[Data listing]
+ + + + + + +
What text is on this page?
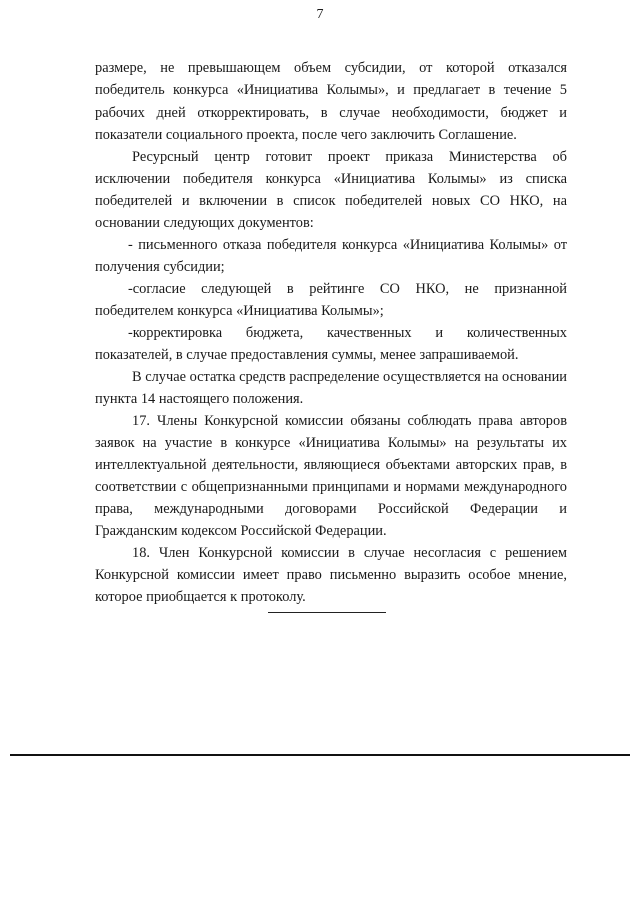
7
размере, не превышающем объем субсидии, от которой отказался
победитель конкурса «Инициатива Колымы», и предлагает в течение 5
рабочих дней откорректировать, в случае необходимости, бюджет и
показатели социального проекта, после чего заключить Соглашение.
Ресурсный центр готовит проект приказа Министерства об
исключении победителя конкурса «Инициатива Колымы» из списка
победителей и включении в список победителей новых СО НКО, на
основании следующих документов:
- письменного отказа победителя конкурса «Инициатива Колымы» от
получения субсидии;
-согласие следующей в рейтинге СО НКО, не признанной
победителем конкурса «Инициатива Колымы»;
-корректировка бюджета, качественных и количественных
показателей, в случае предоставления суммы, менее запрашиваемой.
В случае остатка средств распределение осуществляется на основании
пункта 14 настоящего положения.
17. Члены Конкурсной комиссии обязаны соблюдать права авторов
заявок на участие в конкурсе «Инициатива Колымы» на результаты их
интеллектуальной деятельности, являющиеся объектами авторских прав, в
соответствии с общепризнанными принципами и нормами международного
права, международными договорами Российской Федерации и
Гражданским кодексом Российской Федерации.
18. Член Конкурсной комиссии в случае несогласия с решением
Конкурсной комиссии имеет право письменно выразить особое мнение,
которое приобщается к протоколу.
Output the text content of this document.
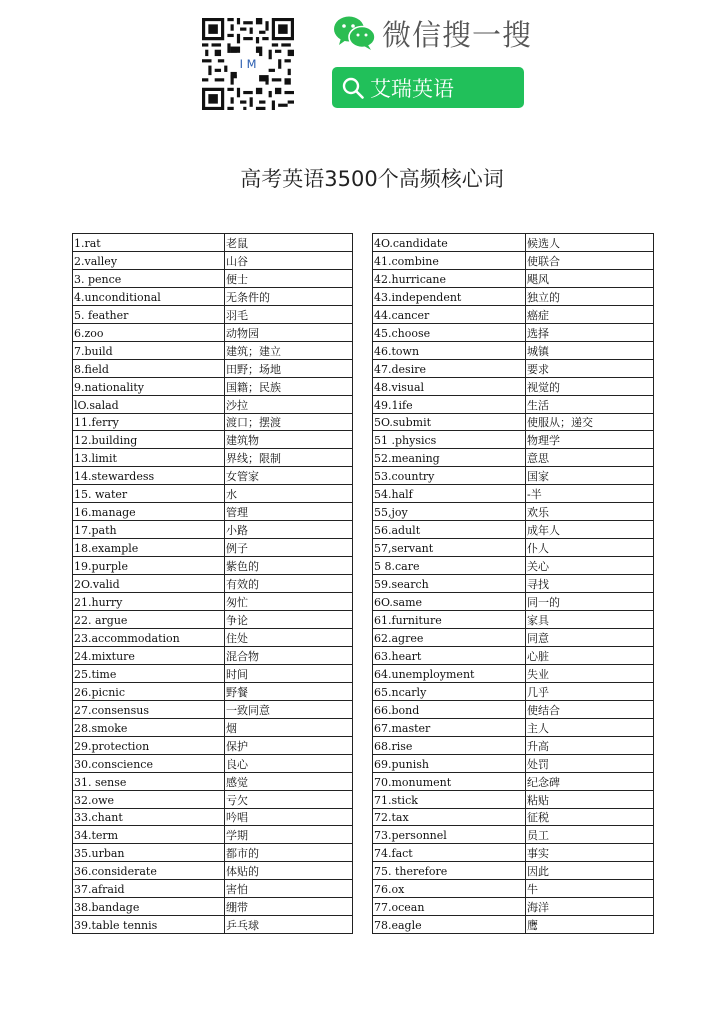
I M
微信搜一搜
艾瑞英语
高考英语3500个高频核心词
1.rat	老鼠
2.valley	山谷
3. pence	便士
4.unconditional	无条件的
5. feather	羽毛
6.zoo	动物园
7.build	建筑；建立
8.field	田野；场地
9.nationality	国籍；民族
lO.salad	沙拉
11.ferry	渡口；摆渡
12.building	建筑物
13.limit	界线；限制
14.stewardess	女管家
15. water	水
16.manage	管理
17.path	小路
18.example	例子
19.purple	紫色的
2O.valid	有效的
21.hurry	匆忙
22. argue	争论
23.accommodation	住处
24.mixture	混合物
25.time	时间
26.picnic	野餐
27.consensus	一致同意
28.smoke	烟
29.protection	保护
30.conscience	良心
31. sense	感觉
32.owe	亏欠
33.chant	吟唱
34.term	学期
35.urban	都市的
36.considerate	体贴的
37.afraid	害怕
38.bandage	绷带
39.table tennis	乒乓球
4O.candidate	候选人
41.combine	使联合
42.hurricane	飓风
43.independent	独立的
44.cancer	癌症
45.choose	选择
46.town	城镇
47.desire	要求
48.visual	视觉的
49.1ife	生活
5O.submit	使服从；递交
51 .physics	物理学
52.meaning	意思
53.country	国家
54.half	-半
55,joy	欢乐
56.adult	成年人
57,servant	仆人
5 8.care	关心
59.search	寻找
6O.same	同一的
61.furniture	家具
62.agree	同意
63.heart	心脏
64.unemployment	失业
65.ncarly	几乎
66.bond	使结合
67.master	主人
68.rise	升高
69.punish	处罚
70.monument	纪念碑
71.stick	粘贴
72.tax	征税
73.personnel	员工
74.fact	事实
75. therefore	因此
76.ox	牛
77.ocean	海洋
78.eagle	鹰
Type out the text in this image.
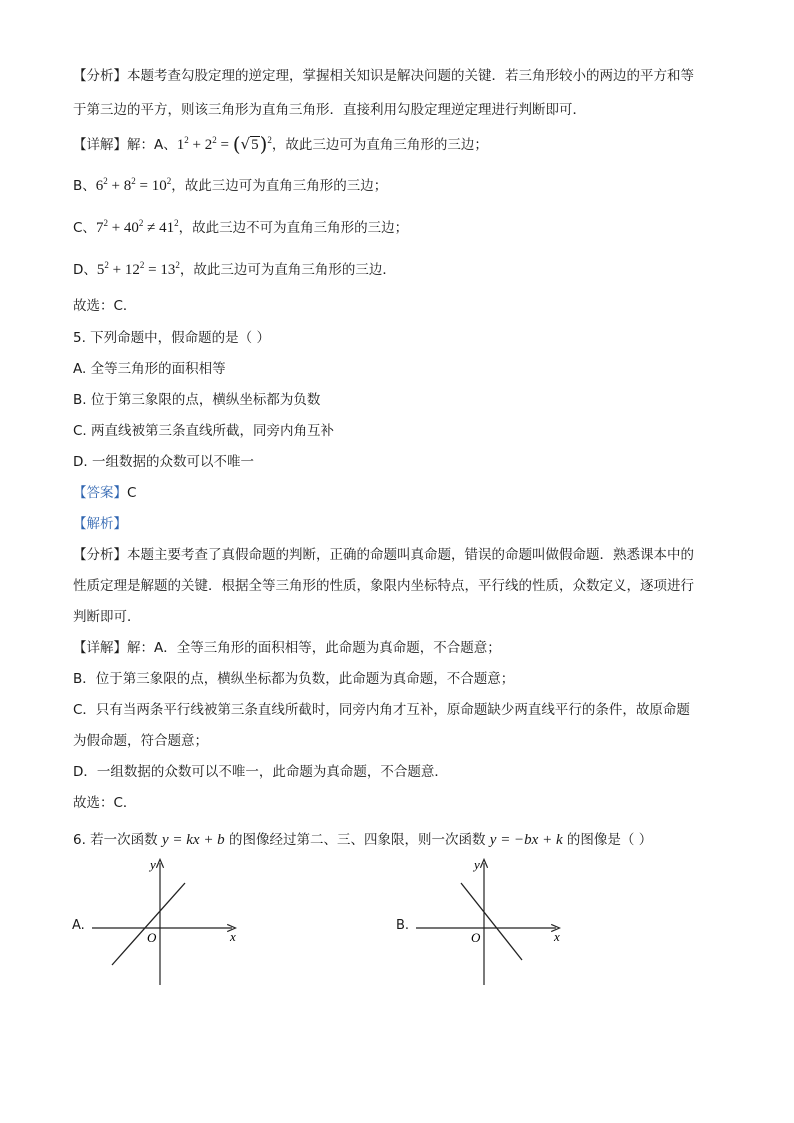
【分析】本题考查勾股定理的逆定理，掌握相关知识是解决问题的关键．若三角形较小的两边的平方和等
于第三边的平方，则该三角形为直角三角形．直接利用勾股定理逆定理进行判断即可．
【详解】解：A、$1^2 + 2^2 = (√5)^2$，故此三边可为直角三角形的三边；
B、$6^2 + 8^2 = 10^2$，故此三边可为直角三角形的三边；
C、$7^2 + 40^2 \ne 41^2$，故此三边不可为直角三角形的三边；
D、$5^2 + 12^2 = 13^2$，故此三边可为直角三角形的三边．
故选：C．
5. 下列命题中，假命题的是（ ）
A. 全等三角形的面积相等
B. 位于第三象限的点，横纵坐标都为负数
C. 两直线被第三条直线所截，同旁内角互补
D. 一组数据的众数可以不唯一
【答案】C
【解析】
【分析】本题主要考查了真假命题的判断，正确的命题叫真命题，错误的命题叫做假命题．熟悉课本中的
性质定理是解题的关键．根据全等三角形的性质，象限内坐标特点，平行线的性质，众数定义，逐项进行
判断即可．
【详解】解：A．全等三角形的面积相等，此命题为真命题，不合题意；
B．位于第三象限的点，横纵坐标都为负数，此命题为真命题，不合题意；
C．只有当两条平行线被第三条直线所截时，同旁内角才互补，原命题缺少两直线平行的条件，故原命题
为假命题，符合题意；
D．一组数据的众数可以不唯一，此命题为真命题，不合题意．
故选：C．
6. 若一次函数 y = kx + b 的图像经过第二、三、四象限，则一次函数 y = −bx + k 的图像是（ ）
A.
x
y
O
B.
x
y
O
+ + + + + + +
> [DIRECTIONS]: The pictures should not be reproduced; quote all of the other material exactly.

> [EXERCISE RESPONSE]:
What text is on this page?
7
размере, не превышающем объем субсидии, от которой отказался
победитель конкурса «Инициатива Колымы», и предлагает в течение 5
рабочих дней откорректировать, в случае необходимости, бюджет и
показатели социального проекта, после чего заключить Соглашение.
Ресурсный центр готовит проект приказа Министерства об
исключении победителя конкурса «Инициатива Колымы» из списка
победителей и включении в список победителей новых СО НКО, на
основании следующих документов:
- письменного отказа победителя конкурса «Инициатива Колымы» от
получения субсидии;
-согласие следующей в рейтинге СО НКО, не признанной
победителем конкурса «Инициатива Колымы»;
-корректировка бюджета, качественных и количественных
показателей, в случае предоставления суммы, менее запрашиваемой.
В случае остатка средств распределение осуществляется на основании
пункта 14 настоящего положения.
17. Члены Конкурсной комиссии обязаны соблюдать права авторов
заявок на участие в конкурсе «Инициатива Колымы» на результаты их
интеллектуальной деятельности, являющиеся объектами авторских прав, в
соответствии с общепризнанными принципами и нормами международного
права, международными договорами Российской Федерации и
Гражданским кодексом Российской Федерации.
18. Член Конкурсной комиссии в случае несогласия с решением
Конкурсной комиссии имеет право письменно выразить особое мнение,
которое приобщается к протоколу.
Output the text content of this document.
I M
微信搜一搜
艾瑞英语
高考英语3500个高频核心词
1.rat	老鼠
2.valley	山谷
3. pence	便士
4.unconditional	无条件的
5. feather	羽毛
6.zoo	动物园
7.build	建筑；建立
8.field	田野；场地
9.nationality	国籍；民族
lO.salad	沙拉
11.ferry	渡口；摆渡
12.building	建筑物
13.limit	界线；限制
14.stewardess	女管家
15. water	水
16.manage	管理
17.path	小路
18.example	例子
19.purple	紫色的
2O.valid	有效的
21.hurry	匆忙
22. argue	争论
23.accommodation	住处
24.mixture	混合物
25.time	时间
26.picnic	野餐
27.consensus	一致同意
28.smoke	烟
29.protection	保护
30.conscience	良心
31. sense	感觉
32.owe	亏欠
33.chant	吟唱
34.term	学期
35.urban	都市的
36.considerate	体贴的
37.afraid	害怕
38.bandage	绷带
39.table tennis	乒乓球
4O.candidate	候选人
41.combine	使联合
42.hurricane	飓风
43.independent	独立的
44.cancer	癌症
45.choose	选择
46.town	城镇
47.desire	要求
48.visual	视觉的
49.1ife	生活
5O.submit	使服从；递交
51 .physics	物理学
52.meaning	意思
53.country	国家
54.half	-半
55,joy	欢乐
56.adult	成年人
57,servant	仆人
5 8.care	关心
59.search	寻找
6O.same	同一的
61.furniture	家具
62.agree	同意
63.heart	心脏
64.unemployment	失业
65.ncarly	几乎
66.bond	使结合
67.master	主人
68.rise	升高
69.punish	处罚
70.monument	纪念碑
71.stick	粘贴
72.tax	征税
73.personnel	员工
74.fact	事实
75. therefore	因此
76.ox	牛
77.ocean	海洋
78.eagle	鹰
Type out the text in this image.
【分析】本题考查勾股定理的逆定理，掌握相关知识是解决问题的关键．若三角形较小的两边的平方和等
于第三边的平方，则该三角形为直角三角形．直接利用勾股定理逆定理进行判断即可．
【详解】解：A、$1^2 + 2^2 = (√5)^2$，故此三边可为直角三角形的三边；
B、$6^2 + 8^2 = 10^2$，故此三边可为直角三角形的三边；
C、$7^2 + 40^2 \ne 41^2$，故此三边不可为直角三角形的三边；
D、$5^2 + 12^2 = 13^2$，故此三边可为直角三角形的三边．
故选：C．
5. 下列命题中，假命题的是（ ）
A. 全等三角形的面积相等
B. 位于第三象限的点，横纵坐标都为负数
C. 两直线被第三条直线所截，同旁内角互补
D. 一组数据的众数可以不唯一
【答案】C
【解析】
【分析】本题主要考查了真假命题的判断，正确的命题叫真命题，错误的命题叫做假命题．熟悉课本中的
性质定理是解题的关键．根据全等三角形的性质，象限内坐标特点，平行线的性质，众数定义，逐项进行
判断即可．
【详解】解：A．全等三角形的面积相等，此命题为真命题，不合题意；
B．位于第三象限的点，横纵坐标都为负数，此命题为真命题，不合题意；
C．只有当两条平行线被第三条直线所截时，同旁内角才互补，原命题缺少两直线平行的条件，故原命题
为假命题，符合题意；
D．一组数据的众数可以不唯一，此命题为真命题，不合题意．
故选：C．
6. 若一次函数 y = kx + b 的图像经过第二、三、四象限，则一次函数 y = −bx + k 的图像是（ ）
A.
x
y
O
B.
x
y
O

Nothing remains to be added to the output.